EXERCISE OBJECTIVE
The records that follow must be repeated verbatim, every one of them.

::: SUPPLIED INFORMATION :::

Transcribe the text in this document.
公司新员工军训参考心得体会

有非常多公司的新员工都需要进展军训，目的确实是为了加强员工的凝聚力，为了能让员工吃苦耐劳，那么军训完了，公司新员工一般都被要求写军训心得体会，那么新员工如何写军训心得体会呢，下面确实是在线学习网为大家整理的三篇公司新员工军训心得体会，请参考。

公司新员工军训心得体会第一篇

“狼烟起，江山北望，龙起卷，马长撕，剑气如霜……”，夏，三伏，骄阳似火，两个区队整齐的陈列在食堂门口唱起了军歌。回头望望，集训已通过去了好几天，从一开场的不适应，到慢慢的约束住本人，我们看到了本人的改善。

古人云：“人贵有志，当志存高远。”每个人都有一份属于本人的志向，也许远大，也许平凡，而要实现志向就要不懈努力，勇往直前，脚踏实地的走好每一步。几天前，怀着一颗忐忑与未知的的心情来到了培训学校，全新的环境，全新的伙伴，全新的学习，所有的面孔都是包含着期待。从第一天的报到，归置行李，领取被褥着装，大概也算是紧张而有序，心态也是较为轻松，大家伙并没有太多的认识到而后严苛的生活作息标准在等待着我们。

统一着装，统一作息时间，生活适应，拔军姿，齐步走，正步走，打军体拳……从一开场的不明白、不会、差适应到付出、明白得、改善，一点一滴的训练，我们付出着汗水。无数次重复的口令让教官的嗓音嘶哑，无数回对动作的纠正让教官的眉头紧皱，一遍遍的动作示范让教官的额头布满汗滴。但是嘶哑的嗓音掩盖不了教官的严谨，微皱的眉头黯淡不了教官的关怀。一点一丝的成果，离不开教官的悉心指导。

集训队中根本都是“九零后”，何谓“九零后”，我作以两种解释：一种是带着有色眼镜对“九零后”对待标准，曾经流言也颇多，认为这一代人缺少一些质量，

:::

TASK SOLUTION
Transcribe the text in this document.
公司新员工军训参考心得体会

有非常多公司的新员工都需要进展军训，目的确实是为了加强员工的凝聚力，为了能让员工吃苦耐劳，那么军训完了，公司新员工一般都被要求写军训心得体会，那么新员工如何写军训心得体会呢，下面确实是在线学习网为大家整理的三篇公司新员工军训心得体会，请参考。

公司新员工军训心得体会第一篇

“狼烟起，江山北望，龙起卷，马长撕，剑气如霜……”，夏，三伏，骄阳似火，两个区队整齐的陈列在食堂门口唱起了军歌。回头望望，集训已通过去了好几天，从一开场的不适应，到慢慢的约束住本人，我们看到了本人的改善。

古人云：“人贵有志，当志存高远。”每个人都有一份属于本人的志向，也许远大，也许平凡，而要实现志向就要不懈努力，勇往直前，脚踏实地的走好每一步。几天前，怀着一颗忐忑与未知的的心情来到了培训学校，全新的环境，全新的伙伴，全新的学习，所有的面孔都是包含着期待。从第一天的报到，归置行李，领取被褥着装，大概也算是紧张而有序，心态也是较为轻松，大家伙并没有太多的认识到而后严苛的生活作息标准在等待着我们。

统一着装，统一作息时间，生活适应，拔军姿，齐步走，正步走，打军体拳……从一开场的不明白、不会、差适应到付出、明白得、改善，一点一滴的训练，我们付出着汗水。无数次重复的口令让教官的嗓音嘶哑，无数回对动作的纠正让教官的眉头紧皱，一遍遍的动作示范让教官的额头布满汗滴。但是嘶哑的嗓音掩盖不了教官的严谨，微皱的眉头黯淡不了教官的关怀。一点一丝的成果，离不开教官的悉心指导。

集训队中根本都是“九零后”，何谓“九零后”，我作以两种解释：一种是带着有色眼镜对“九零后”对待标准，曾经流言也颇多，认为这一代人缺少一些质量，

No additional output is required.